## Work required
Images are not part of the copy; write out the rest of the data exactly as given.

— Begin Data rows —

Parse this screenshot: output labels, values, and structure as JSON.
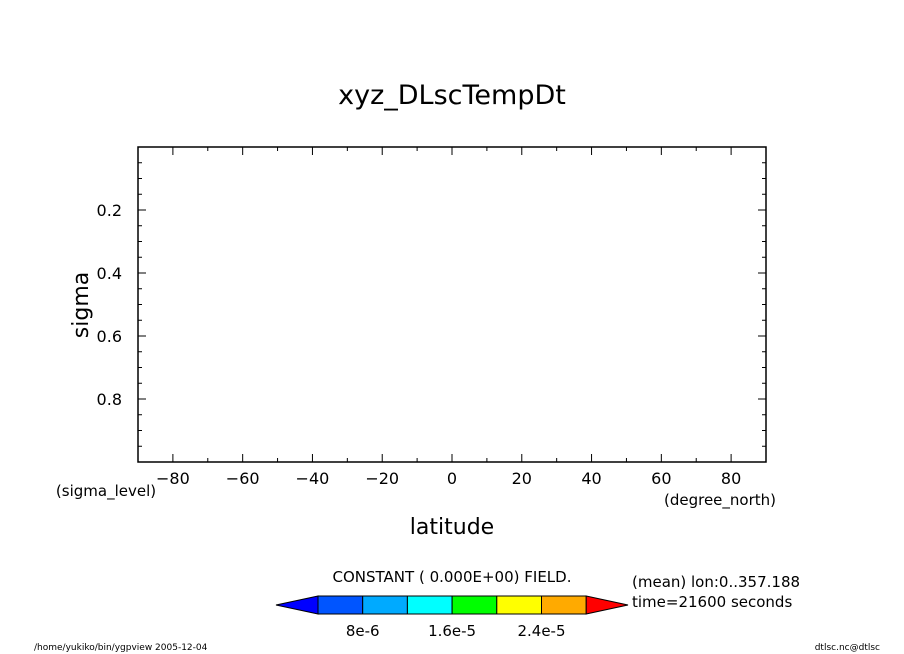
{
  "chart_data": {
    "type": "heatmap",
    "title": "xyz_DLscTempDt",
    "xlabel": "latitude",
    "ylabel": "sigma",
    "x_unit": "(degree_north)",
    "y_unit": "(sigma_level)",
    "xlim": [
      -90,
      90
    ],
    "ylim": [
      0.0,
      1.0
    ],
    "y_inverted": true,
    "x_ticks": [
      -80,
      -60,
      -40,
      -20,
      0,
      20,
      40,
      60,
      80
    ],
    "x_minor_step": 10,
    "y_ticks": [
      0.2,
      0.4,
      0.6,
      0.8
    ],
    "y_minor_step": 0.05,
    "field_message": "CONSTANT ( 0.000E+00) FIELD.",
    "colorbar": {
      "colors": [
        "#0000ff",
        "#0055ff",
        "#00aaff",
        "#00ffff",
        "#00ff00",
        "#ffff00",
        "#ffaa00",
        "#ff0000"
      ],
      "labels": [
        "8e-6",
        "1.6e-5",
        "2.4e-5"
      ]
    },
    "annotations": [
      "(mean) lon:0..357.188",
      "time=21600 seconds"
    ]
  },
  "footer": {
    "left": "/home/yukiko/bin/ygpview  2005-12-04",
    "right": "dtlsc.nc@dtlsc"
  }
}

— End Data rows —

## Solution to the exercise
Parse this screenshot: output labels, values, and structure as JSON.
{
  "chart_data": {
    "type": "heatmap",
    "title": "xyz_DLscTempDt",
    "xlabel": "latitude",
    "ylabel": "sigma",
    "x_unit": "(degree_north)",
    "y_unit": "(sigma_level)",
    "xlim": [
      -90,
      90
    ],
    "ylim": [
      0.0,
      1.0
    ],
    "y_inverted": true,
    "x_ticks": [
      -80,
      -60,
      -40,
      -20,
      0,
      20,
      40,
      60,
      80
    ],
    "x_minor_step": 10,
    "y_ticks": [
      0.2,
      0.4,
      0.6,
      0.8
    ],
    "y_minor_step": 0.05,
    "field_message": "CONSTANT ( 0.000E+00) FIELD.",
    "colorbar": {
      "colors": [
        "#0000ff",
        "#0055ff",
        "#00aaff",
        "#00ffff",
        "#00ff00",
        "#ffff00",
        "#ffaa00",
        "#ff0000"
      ],
      "labels": [
        "8e-6",
        "1.6e-5",
        "2.4e-5"
      ]
    },
    "annotations": [
      "(mean) lon:0..357.188",
      "time=21600 seconds"
    ]
  },
  "footer": {
    "left": "/home/yukiko/bin/ygpview  2005-12-04",
    "right": "dtlsc.nc@dtlsc"
  }
}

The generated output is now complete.